Task brief:
Skip the pictures and quote all of the lines exactly.

Stored records:

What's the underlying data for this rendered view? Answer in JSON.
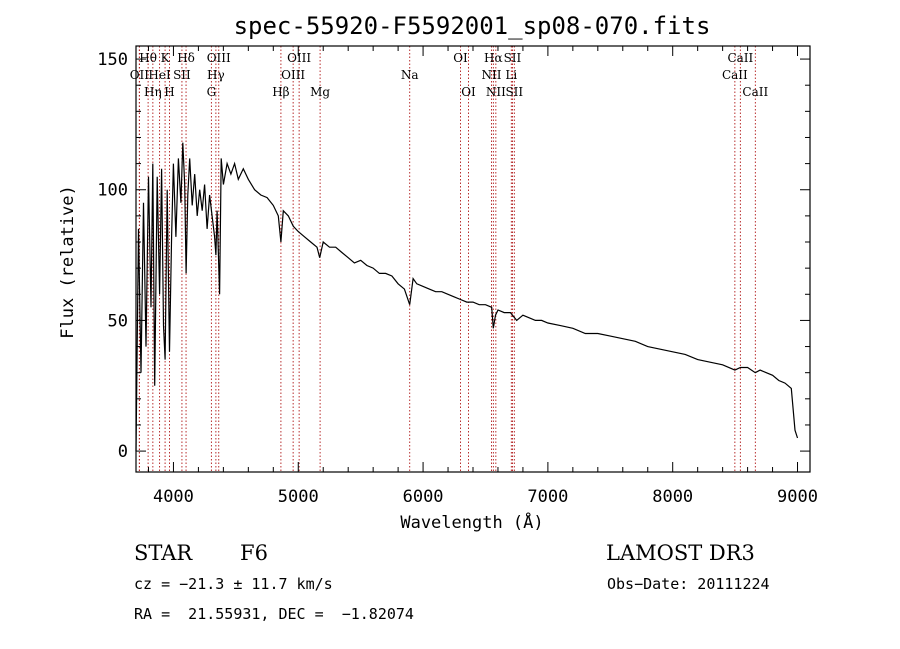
{
  "chart_data": {
    "type": "line",
    "title": "spec-55920-F5592001_sp08-070.fits",
    "xlabel": "Wavelength (Å)",
    "ylabel": "Flux (relative)",
    "xlim": [
      3700,
      9100
    ],
    "ylim": [
      -8,
      155
    ],
    "xticks": [
      4000,
      5000,
      6000,
      7000,
      8000,
      9000
    ],
    "yticks": [
      0,
      50,
      100,
      150
    ],
    "series": [
      {
        "name": "spectrum",
        "x": [
          3700,
          3720,
          3740,
          3760,
          3780,
          3800,
          3820,
          3835,
          3850,
          3870,
          3889,
          3905,
          3920,
          3933,
          3950,
          3968,
          3985,
          4000,
          4020,
          4040,
          4060,
          4075,
          4090,
          4101,
          4115,
          4130,
          4150,
          4170,
          4190,
          4210,
          4230,
          4250,
          4270,
          4290,
          4310,
          4330,
          4340,
          4350,
          4370,
          4383,
          4400,
          4430,
          4460,
          4490,
          4520,
          4560,
          4600,
          4650,
          4700,
          4750,
          4800,
          4840,
          4861,
          4880,
          4920,
          4960,
          5000,
          5050,
          5100,
          5150,
          5172,
          5200,
          5250,
          5300,
          5350,
          5400,
          5450,
          5500,
          5550,
          5600,
          5650,
          5700,
          5750,
          5800,
          5850,
          5893,
          5920,
          5950,
          6000,
          6050,
          6100,
          6150,
          6200,
          6250,
          6300,
          6350,
          6400,
          6450,
          6500,
          6550,
          6563,
          6580,
          6600,
          6650,
          6700,
          6750,
          6800,
          6850,
          6900,
          6950,
          7000,
          7100,
          7200,
          7300,
          7400,
          7500,
          7600,
          7700,
          7800,
          7900,
          8000,
          8100,
          8200,
          8300,
          8400,
          8498,
          8542,
          8600,
          8662,
          8700,
          8750,
          8800,
          8850,
          8900,
          8950,
          8980,
          9000
        ],
        "values": [
          0,
          85,
          30,
          95,
          40,
          105,
          55,
          110,
          25,
          105,
          60,
          108,
          48,
          35,
          100,
          38,
          82,
          110,
          82,
          112,
          95,
          118,
          102,
          68,
          98,
          112,
          94,
          106,
          90,
          100,
          92,
          102,
          85,
          98,
          90,
          82,
          75,
          92,
          60,
          112,
          102,
          110,
          106,
          110,
          104,
          108,
          104,
          100,
          98,
          97,
          94,
          90,
          80,
          92,
          90,
          86,
          84,
          82,
          80,
          78,
          74,
          80,
          78,
          78,
          76,
          74,
          72,
          73,
          71,
          70,
          68,
          68,
          67,
          64,
          62,
          56,
          66,
          64,
          63,
          62,
          61,
          61,
          60,
          59,
          58,
          57,
          57,
          56,
          56,
          55,
          47,
          52,
          54,
          53,
          53,
          50,
          52,
          51,
          50,
          50,
          49,
          48,
          47,
          45,
          45,
          44,
          43,
          42,
          40,
          39,
          38,
          37,
          35,
          34,
          33,
          31,
          32,
          32,
          30,
          31,
          30,
          29,
          27,
          26,
          24,
          8,
          5
        ]
      }
    ],
    "lines": [
      {
        "label": "OII",
        "x": 3727,
        "row": 2
      },
      {
        "label": "Hθ",
        "x": 3797,
        "row": 1
      },
      {
        "label": "OIII",
        "x": 3727,
        "row": 2,
        "hide": true
      },
      {
        "label": "Hη",
        "x": 3835,
        "row": 3
      },
      {
        "label": "HeI",
        "x": 3889,
        "row": 2
      },
      {
        "label": "K",
        "x": 3933,
        "row": 1
      },
      {
        "label": "H",
        "x": 3968,
        "row": 3
      },
      {
        "label": "SII",
        "x": 4068,
        "row": 2
      },
      {
        "label": "Hδ",
        "x": 4101,
        "row": 1
      },
      {
        "label": "G",
        "x": 4304,
        "row": 3
      },
      {
        "label": "Hγ",
        "x": 4340,
        "row": 2
      },
      {
        "label": "OIII",
        "x": 4363,
        "row": 1
      },
      {
        "label": "Hβ",
        "x": 4861,
        "row": 3
      },
      {
        "label": "OIII",
        "x": 4959,
        "row": 2
      },
      {
        "label": "OIII",
        "x": 5007,
        "row": 1
      },
      {
        "label": "Mg",
        "x": 5175,
        "row": 3
      },
      {
        "label": "Na",
        "x": 5893,
        "row": 2
      },
      {
        "label": "OI",
        "x": 6300,
        "row": 1
      },
      {
        "label": "OI",
        "x": 6364,
        "row": 3
      },
      {
        "label": "NII",
        "x": 6548,
        "row": 2
      },
      {
        "label": "Hα",
        "x": 6563,
        "row": 1
      },
      {
        "label": "NII",
        "x": 6583,
        "row": 3
      },
      {
        "label": "Li",
        "x": 6707,
        "row": 2
      },
      {
        "label": "SII",
        "x": 6716,
        "row": 1
      },
      {
        "label": "SII",
        "x": 6731,
        "row": 3
      },
      {
        "label": "CaII",
        "x": 8498,
        "row": 2
      },
      {
        "label": "CaII",
        "x": 8542,
        "row": 1
      },
      {
        "label": "CaII",
        "x": 8662,
        "row": 3
      }
    ]
  },
  "info": {
    "object_class": "STAR",
    "subclass": "F6",
    "survey": "LAMOST DR3",
    "redshift": "cz = −21.3 ± 11.7 km/s",
    "obs_date": "Obs−Date: 20111224",
    "coords": "RA =  21.55931, DEC =  −1.82074"
  }
}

Answer in full:
What's the underlying data for this rendered view? Answer in JSON.
{
  "chart_data": {
    "type": "line",
    "title": "spec-55920-F5592001_sp08-070.fits",
    "xlabel": "Wavelength (Å)",
    "ylabel": "Flux (relative)",
    "xlim": [
      3700,
      9100
    ],
    "ylim": [
      -8,
      155
    ],
    "xticks": [
      4000,
      5000,
      6000,
      7000,
      8000,
      9000
    ],
    "yticks": [
      0,
      50,
      100,
      150
    ],
    "series": [
      {
        "name": "spectrum",
        "x": [
          3700,
          3720,
          3740,
          3760,
          3780,
          3800,
          3820,
          3835,
          3850,
          3870,
          3889,
          3905,
          3920,
          3933,
          3950,
          3968,
          3985,
          4000,
          4020,
          4040,
          4060,
          4075,
          4090,
          4101,
          4115,
          4130,
          4150,
          4170,
          4190,
          4210,
          4230,
          4250,
          4270,
          4290,
          4310,
          4330,
          4340,
          4350,
          4370,
          4383,
          4400,
          4430,
          4460,
          4490,
          4520,
          4560,
          4600,
          4650,
          4700,
          4750,
          4800,
          4840,
          4861,
          4880,
          4920,
          4960,
          5000,
          5050,
          5100,
          5150,
          5172,
          5200,
          5250,
          5300,
          5350,
          5400,
          5450,
          5500,
          5550,
          5600,
          5650,
          5700,
          5750,
          5800,
          5850,
          5893,
          5920,
          5950,
          6000,
          6050,
          6100,
          6150,
          6200,
          6250,
          6300,
          6350,
          6400,
          6450,
          6500,
          6550,
          6563,
          6580,
          6600,
          6650,
          6700,
          6750,
          6800,
          6850,
          6900,
          6950,
          7000,
          7100,
          7200,
          7300,
          7400,
          7500,
          7600,
          7700,
          7800,
          7900,
          8000,
          8100,
          8200,
          8300,
          8400,
          8498,
          8542,
          8600,
          8662,
          8700,
          8750,
          8800,
          8850,
          8900,
          8950,
          8980,
          9000
        ],
        "values": [
          0,
          85,
          30,
          95,
          40,
          105,
          55,
          110,
          25,
          105,
          60,
          108,
          48,
          35,
          100,
          38,
          82,
          110,
          82,
          112,
          95,
          118,
          102,
          68,
          98,
          112,
          94,
          106,
          90,
          100,
          92,
          102,
          85,
          98,
          90,
          82,
          75,
          92,
          60,
          112,
          102,
          110,
          106,
          110,
          104,
          108,
          104,
          100,
          98,
          97,
          94,
          90,
          80,
          92,
          90,
          86,
          84,
          82,
          80,
          78,
          74,
          80,
          78,
          78,
          76,
          74,
          72,
          73,
          71,
          70,
          68,
          68,
          67,
          64,
          62,
          56,
          66,
          64,
          63,
          62,
          61,
          61,
          60,
          59,
          58,
          57,
          57,
          56,
          56,
          55,
          47,
          52,
          54,
          53,
          53,
          50,
          52,
          51,
          50,
          50,
          49,
          48,
          47,
          45,
          45,
          44,
          43,
          42,
          40,
          39,
          38,
          37,
          35,
          34,
          33,
          31,
          32,
          32,
          30,
          31,
          30,
          29,
          27,
          26,
          24,
          8,
          5
        ]
      }
    ],
    "lines": [
      {
        "label": "OII",
        "x": 3727,
        "row": 2
      },
      {
        "label": "Hθ",
        "x": 3797,
        "row": 1
      },
      {
        "label": "OIII",
        "x": 3727,
        "row": 2,
        "hide": true
      },
      {
        "label": "Hη",
        "x": 3835,
        "row": 3
      },
      {
        "label": "HeI",
        "x": 3889,
        "row": 2
      },
      {
        "label": "K",
        "x": 3933,
        "row": 1
      },
      {
        "label": "H",
        "x": 3968,
        "row": 3
      },
      {
        "label": "SII",
        "x": 4068,
        "row": 2
      },
      {
        "label": "Hδ",
        "x": 4101,
        "row": 1
      },
      {
        "label": "G",
        "x": 4304,
        "row": 3
      },
      {
        "label": "Hγ",
        "x": 4340,
        "row": 2
      },
      {
        "label": "OIII",
        "x": 4363,
        "row": 1
      },
      {
        "label": "Hβ",
        "x": 4861,
        "row": 3
      },
      {
        "label": "OIII",
        "x": 4959,
        "row": 2
      },
      {
        "label": "OIII",
        "x": 5007,
        "row": 1
      },
      {
        "label": "Mg",
        "x": 5175,
        "row": 3
      },
      {
        "label": "Na",
        "x": 5893,
        "row": 2
      },
      {
        "label": "OI",
        "x": 6300,
        "row": 1
      },
      {
        "label": "OI",
        "x": 6364,
        "row": 3
      },
      {
        "label": "NII",
        "x": 6548,
        "row": 2
      },
      {
        "label": "Hα",
        "x": 6563,
        "row": 1
      },
      {
        "label": "NII",
        "x": 6583,
        "row": 3
      },
      {
        "label": "Li",
        "x": 6707,
        "row": 2
      },
      {
        "label": "SII",
        "x": 6716,
        "row": 1
      },
      {
        "label": "SII",
        "x": 6731,
        "row": 3
      },
      {
        "label": "CaII",
        "x": 8498,
        "row": 2
      },
      {
        "label": "CaII",
        "x": 8542,
        "row": 1
      },
      {
        "label": "CaII",
        "x": 8662,
        "row": 3
      }
    ]
  },
  "info": {
    "object_class": "STAR",
    "subclass": "F6",
    "survey": "LAMOST DR3",
    "redshift": "cz = −21.3 ± 11.7 km/s",
    "obs_date": "Obs−Date: 20111224",
    "coords": "RA =  21.55931, DEC =  −1.82074"
  }
}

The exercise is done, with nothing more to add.